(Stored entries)
===

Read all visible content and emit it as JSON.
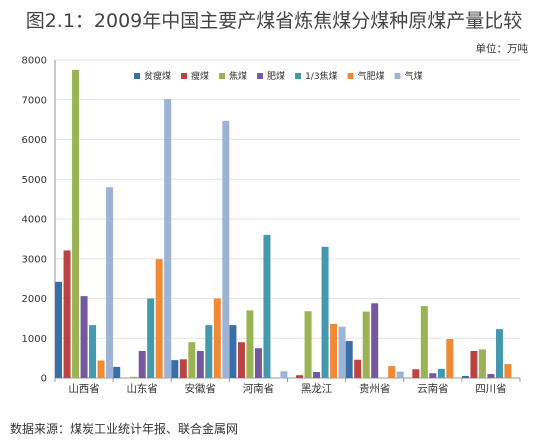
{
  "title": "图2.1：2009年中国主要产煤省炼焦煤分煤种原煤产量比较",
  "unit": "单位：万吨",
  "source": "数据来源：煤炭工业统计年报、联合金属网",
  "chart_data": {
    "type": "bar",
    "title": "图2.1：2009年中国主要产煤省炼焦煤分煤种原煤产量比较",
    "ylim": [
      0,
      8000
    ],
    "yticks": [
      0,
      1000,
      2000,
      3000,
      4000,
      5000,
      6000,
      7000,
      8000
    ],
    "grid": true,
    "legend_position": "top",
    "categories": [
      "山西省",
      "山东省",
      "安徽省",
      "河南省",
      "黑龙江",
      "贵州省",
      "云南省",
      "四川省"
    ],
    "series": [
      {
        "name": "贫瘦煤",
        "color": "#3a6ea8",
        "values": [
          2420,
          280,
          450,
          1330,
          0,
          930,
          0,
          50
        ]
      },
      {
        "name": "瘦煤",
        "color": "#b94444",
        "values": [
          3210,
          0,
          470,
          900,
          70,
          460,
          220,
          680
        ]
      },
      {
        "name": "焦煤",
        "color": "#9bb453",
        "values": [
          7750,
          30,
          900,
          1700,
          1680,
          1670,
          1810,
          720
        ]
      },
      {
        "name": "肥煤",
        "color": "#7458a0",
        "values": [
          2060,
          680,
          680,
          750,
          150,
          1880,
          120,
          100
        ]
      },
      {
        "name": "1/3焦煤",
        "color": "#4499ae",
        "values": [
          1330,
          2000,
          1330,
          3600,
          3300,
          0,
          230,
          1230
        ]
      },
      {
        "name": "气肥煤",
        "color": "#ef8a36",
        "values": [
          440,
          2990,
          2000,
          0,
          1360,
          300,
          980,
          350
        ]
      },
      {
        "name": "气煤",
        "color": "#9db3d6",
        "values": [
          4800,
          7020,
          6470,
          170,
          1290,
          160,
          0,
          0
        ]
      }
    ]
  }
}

===

● SHORT TASK
List each line in the listing that contains the string "color".

● ANSWER FOR THE TASK
        "color": "#3a6ea8",
        "color": "#b94444",
        "color": "#9bb453",
        "color": "#7458a0",
        "color": "#4499ae",
        "color": "#ef8a36",
        "color": "#9db3d6",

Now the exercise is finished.